## Directions
Reproduce the records below in full and exactly, without their images.

(Figure content listings)
<<<<

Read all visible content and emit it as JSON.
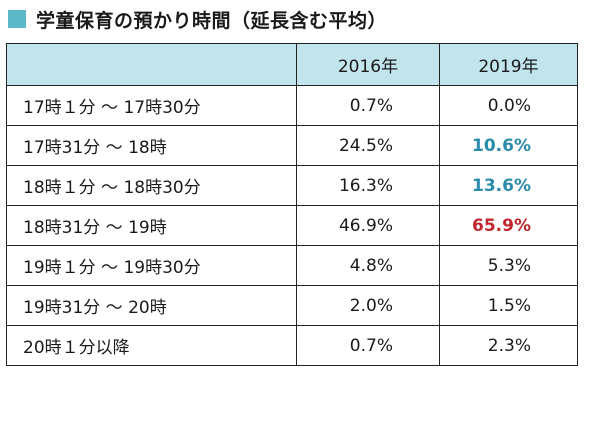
{
  "title": "学童保育の預かり時間（延長含む平均）",
  "colors": {
    "title_square": "#5cb8c6",
    "header_bg": "#c2e4ec",
    "highlight_blue": "#2a8cab",
    "highlight_red": "#c0262c"
  },
  "table": {
    "headers": [
      "",
      "2016年",
      "2019年"
    ],
    "rows": [
      {
        "label": "17時１分 ～ 17時30分",
        "y2016": "0.7%",
        "y2019": "0.0%",
        "highlight": ""
      },
      {
        "label": "17時31分 ～ 18時",
        "y2016": "24.5%",
        "y2019": "10.6%",
        "highlight": "blue"
      },
      {
        "label": "18時１分 ～ 18時30分",
        "y2016": "16.3%",
        "y2019": "13.6%",
        "highlight": "blue"
      },
      {
        "label": "18時31分 ～ 19時",
        "y2016": "46.9%",
        "y2019": "65.9%",
        "highlight": "red"
      },
      {
        "label": "19時１分 ～ 19時30分",
        "y2016": "4.8%",
        "y2019": "5.3%",
        "highlight": ""
      },
      {
        "label": "19時31分 ～ 20時",
        "y2016": "2.0%",
        "y2019": "1.5%",
        "highlight": ""
      },
      {
        "label": "20時１分以降",
        "y2016": "0.7%",
        "y2019": "2.3%",
        "highlight": ""
      }
    ]
  }
}
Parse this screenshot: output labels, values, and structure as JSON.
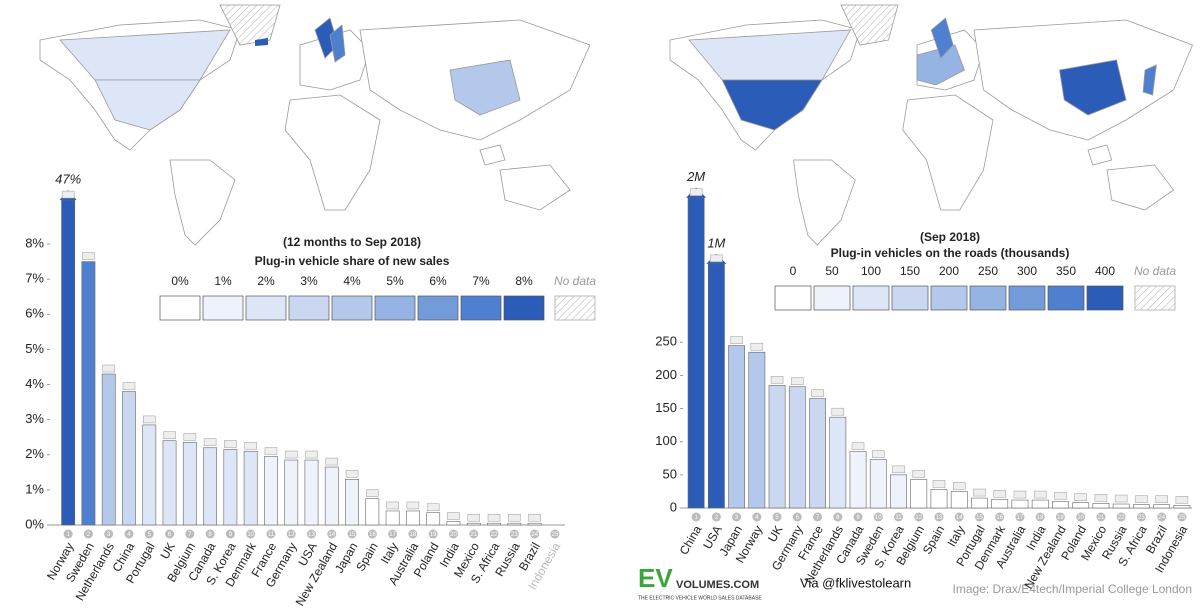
{
  "chart_data": [
    {
      "type": "bar",
      "categories": [
        "Norway",
        "Sweden",
        "Netherlands",
        "China",
        "Portugal",
        "UK",
        "Belgium",
        "Canada",
        "S. Korea",
        "Denmark",
        "France",
        "Germany",
        "USA",
        "New Zealand",
        "Japan",
        "Spain",
        "Italy",
        "Australia",
        "Poland",
        "India",
        "Mexico",
        "S. Africa",
        "Russia",
        "Brazil",
        "Indonesia"
      ],
      "ranks": [
        1,
        2,
        3,
        4,
        5,
        6,
        7,
        8,
        9,
        10,
        11,
        12,
        13,
        14,
        15,
        16,
        17,
        18,
        19,
        20,
        21,
        22,
        23,
        24,
        25
      ],
      "values": [
        47,
        7.5,
        4.3,
        3.8,
        2.85,
        2.4,
        2.35,
        2.2,
        2.15,
        2.1,
        1.95,
        1.85,
        1.85,
        1.65,
        1.3,
        0.75,
        0.4,
        0.4,
        0.35,
        0.1,
        0.05,
        0.05,
        0.05,
        0.05,
        null
      ],
      "value_labels": [
        "47%",
        null,
        null,
        null,
        null,
        null,
        null,
        null,
        null,
        null,
        null,
        null,
        null,
        null,
        null,
        null,
        null,
        null,
        null,
        null,
        null,
        null,
        null,
        null,
        null
      ],
      "ylim": [
        0,
        8.4
      ],
      "yticks": [
        {
          "value": 0,
          "label": "0%"
        },
        {
          "value": 1,
          "label": "1%"
        },
        {
          "value": 2,
          "label": "2%"
        },
        {
          "value": 3,
          "label": "3%"
        },
        {
          "value": 4,
          "label": "4%"
        },
        {
          "value": 5,
          "label": "5%"
        },
        {
          "value": 6,
          "label": "6%"
        },
        {
          "value": 7,
          "label": "7%"
        },
        {
          "value": 8,
          "label": "8%"
        }
      ],
      "legend": {
        "title": "(12 months to Sep 2018)",
        "subtitle": "Plug-in vehicle share of new sales",
        "scale": [
          {
            "value": 0,
            "label": "0%"
          },
          {
            "value": 1,
            "label": "1%"
          },
          {
            "value": 2,
            "label": "2%"
          },
          {
            "value": 3,
            "label": "3%"
          },
          {
            "value": 4,
            "label": "4%"
          },
          {
            "value": 5,
            "label": "5%"
          },
          {
            "value": 6,
            "label": "6%"
          },
          {
            "value": 7,
            "label": "7%"
          },
          {
            "value": 8,
            "label": "8%"
          }
        ],
        "colors": [
          "#ffffff",
          "#eef2fb",
          "#dde6f6",
          "#c9d8f0",
          "#b3c8ea",
          "#95b4e3",
          "#739ad9",
          "#4f7fcf",
          "#2b5cb8"
        ],
        "no_data": "No data"
      }
    },
    {
      "type": "bar",
      "categories": [
        "China",
        "USA",
        "Japan",
        "Norway",
        "UK",
        "Germany",
        "France",
        "Netherlands",
        "Canada",
        "Sweden",
        "S. Korea",
        "Belgium",
        "Spain",
        "Italy",
        "Portugal",
        "Denmark",
        "Australia",
        "India",
        "New Zealand",
        "Poland",
        "Mexico",
        "Russia",
        "S. Africa",
        "Brazil",
        "Indonesia"
      ],
      "ranks": [
        1,
        2,
        3,
        4,
        5,
        6,
        7,
        8,
        9,
        10,
        11,
        12,
        13,
        14,
        15,
        16,
        17,
        18,
        19,
        20,
        21,
        22,
        23,
        24,
        25
      ],
      "values": [
        2000,
        1000,
        245,
        235,
        185,
        183,
        165,
        137,
        85,
        73,
        50,
        43,
        28,
        25,
        15,
        13,
        12,
        12,
        10,
        8,
        7,
        6,
        5,
        5,
        4
      ],
      "value_labels": [
        "2M",
        "1M",
        null,
        null,
        null,
        null,
        null,
        null,
        null,
        null,
        null,
        null,
        null,
        null,
        null,
        null,
        null,
        null,
        null,
        null,
        null,
        null,
        null,
        null,
        null
      ],
      "ylim": [
        0,
        270
      ],
      "yticks": [
        0,
        50,
        100,
        150,
        200,
        250
      ],
      "legend": {
        "title": "(Sep 2018)",
        "subtitle": "Plug-in vehicles on the roads (thousands)",
        "scale": [
          0,
          50,
          100,
          150,
          200,
          250,
          300,
          350,
          400
        ],
        "colors": [
          "#ffffff",
          "#eef2fb",
          "#dde6f6",
          "#c9d8f0",
          "#b3c8ea",
          "#95b4e3",
          "#739ad9",
          "#4f7fcf",
          "#2b5cb8"
        ],
        "no_data": "No data"
      }
    }
  ],
  "footer": {
    "logo_ev": "EV",
    "logo_site": "VOLUMES.COM",
    "logo_tagline": "THE ELECTRIC VEHICLE WORLD SALES DATABASE",
    "via": "Via @fklivestolearn",
    "credit": "Image: Drax/E4tech/Imperial College London"
  }
}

>>>>

## Output of the exercise
Read all visible content and emit it as JSON.
{
  "title": "学童保育の預かり時間（延長含む平均）",
  "colors": {
    "title_square": "#5cb8c6",
    "header_bg": "#c2e4ec",
    "highlight_blue": "#2a8cab",
    "highlight_red": "#c0262c"
  },
  "table": {
    "headers": [
      "",
      "2016年",
      "2019年"
    ],
    "rows": [
      {
        "label": "17時１分 ～ 17時30分",
        "y2016": "0.7%",
        "y2019": "0.0%",
        "highlight": ""
      },
      {
        "label": "17時31分 ～ 18時",
        "y2016": "24.5%",
        "y2019": "10.6%",
        "highlight": "blue"
      },
      {
        "label": "18時１分 ～ 18時30分",
        "y2016": "16.3%",
        "y2019": "13.6%",
        "highlight": "blue"
      },
      {
        "label": "18時31分 ～ 19時",
        "y2016": "46.9%",
        "y2019": "65.9%",
        "highlight": "red"
      },
      {
        "label": "19時１分 ～ 19時30分",
        "y2016": "4.8%",
        "y2019": "5.3%",
        "highlight": ""
      },
      {
        "label": "19時31分 ～ 20時",
        "y2016": "2.0%",
        "y2019": "1.5%",
        "highlight": ""
      },
      {
        "label": "20時１分以降",
        "y2016": "0.7%",
        "y2019": "2.3%",
        "highlight": ""
      }
    ]
  }
}
Parse this screenshot: output labels, values, and structure as JSON.
{
  "chart_data": [
    {
      "type": "bar",
      "categories": [
        "Norway",
        "Sweden",
        "Netherlands",
        "China",
        "Portugal",
        "UK",
        "Belgium",
        "Canada",
        "S. Korea",
        "Denmark",
        "France",
        "Germany",
        "USA",
        "New Zealand",
        "Japan",
        "Spain",
        "Italy",
        "Australia",
        "Poland",
        "India",
        "Mexico",
        "S. Africa",
        "Russia",
        "Brazil",
        "Indonesia"
      ],
      "ranks": [
        1,
        2,
        3,
        4,
        5,
        6,
        7,
        8,
        9,
        10,
        11,
        12,
        13,
        14,
        15,
        16,
        17,
        18,
        19,
        20,
        21,
        22,
        23,
        24,
        25
      ],
      "values": [
        47,
        7.5,
        4.3,
        3.8,
        2.85,
        2.4,
        2.35,
        2.2,
        2.15,
        2.1,
        1.95,
        1.85,
        1.85,
        1.65,
        1.3,
        0.75,
        0.4,
        0.4,
        0.35,
        0.1,
        0.05,
        0.05,
        0.05,
        0.05,
        null
      ],
      "value_labels": [
        "47%",
        null,
        null,
        null,
        null,
        null,
        null,
        null,
        null,
        null,
        null,
        null,
        null,
        null,
        null,
        null,
        null,
        null,
        null,
        null,
        null,
        null,
        null,
        null,
        null
      ],
      "ylim": [
        0,
        8.4
      ],
      "yticks": [
        {
          "value": 0,
          "label": "0%"
        },
        {
          "value": 1,
          "label": "1%"
        },
        {
          "value": 2,
          "label": "2%"
        },
        {
          "value": 3,
          "label": "3%"
        },
        {
          "value": 4,
          "label": "4%"
        },
        {
          "value": 5,
          "label": "5%"
        },
        {
          "value": 6,
          "label": "6%"
        },
        {
          "value": 7,
          "label": "7%"
        },
        {
          "value": 8,
          "label": "8%"
        }
      ],
      "legend": {
        "title": "(12 months to Sep 2018)",
        "subtitle": "Plug-in vehicle share of new sales",
        "scale": [
          {
            "value": 0,
            "label": "0%"
          },
          {
            "value": 1,
            "label": "1%"
          },
          {
            "value": 2,
            "label": "2%"
          },
          {
            "value": 3,
            "label": "3%"
          },
          {
            "value": 4,
            "label": "4%"
          },
          {
            "value": 5,
            "label": "5%"
          },
          {
            "value": 6,
            "label": "6%"
          },
          {
            "value": 7,
            "label": "7%"
          },
          {
            "value": 8,
            "label": "8%"
          }
        ],
        "colors": [
          "#ffffff",
          "#eef2fb",
          "#dde6f6",
          "#c9d8f0",
          "#b3c8ea",
          "#95b4e3",
          "#739ad9",
          "#4f7fcf",
          "#2b5cb8"
        ],
        "no_data": "No data"
      }
    },
    {
      "type": "bar",
      "categories": [
        "China",
        "USA",
        "Japan",
        "Norway",
        "UK",
        "Germany",
        "France",
        "Netherlands",
        "Canada",
        "Sweden",
        "S. Korea",
        "Belgium",
        "Spain",
        "Italy",
        "Portugal",
        "Denmark",
        "Australia",
        "India",
        "New Zealand",
        "Poland",
        "Mexico",
        "Russia",
        "S. Africa",
        "Brazil",
        "Indonesia"
      ],
      "ranks": [
        1,
        2,
        3,
        4,
        5,
        6,
        7,
        8,
        9,
        10,
        11,
        12,
        13,
        14,
        15,
        16,
        17,
        18,
        19,
        20,
        21,
        22,
        23,
        24,
        25
      ],
      "values": [
        2000,
        1000,
        245,
        235,
        185,
        183,
        165,
        137,
        85,
        73,
        50,
        43,
        28,
        25,
        15,
        13,
        12,
        12,
        10,
        8,
        7,
        6,
        5,
        5,
        4
      ],
      "value_labels": [
        "2M",
        "1M",
        null,
        null,
        null,
        null,
        null,
        null,
        null,
        null,
        null,
        null,
        null,
        null,
        null,
        null,
        null,
        null,
        null,
        null,
        null,
        null,
        null,
        null,
        null
      ],
      "ylim": [
        0,
        270
      ],
      "yticks": [
        0,
        50,
        100,
        150,
        200,
        250
      ],
      "legend": {
        "title": "(Sep 2018)",
        "subtitle": "Plug-in vehicles on the roads (thousands)",
        "scale": [
          0,
          50,
          100,
          150,
          200,
          250,
          300,
          350,
          400
        ],
        "colors": [
          "#ffffff",
          "#eef2fb",
          "#dde6f6",
          "#c9d8f0",
          "#b3c8ea",
          "#95b4e3",
          "#739ad9",
          "#4f7fcf",
          "#2b5cb8"
        ],
        "no_data": "No data"
      }
    }
  ],
  "footer": {
    "logo_ev": "EV",
    "logo_site": "VOLUMES.COM",
    "logo_tagline": "THE ELECTRIC VEHICLE WORLD SALES DATABASE",
    "via": "Via @fklivestolearn",
    "credit": "Image: Drax/E4tech/Imperial College London"
  }
}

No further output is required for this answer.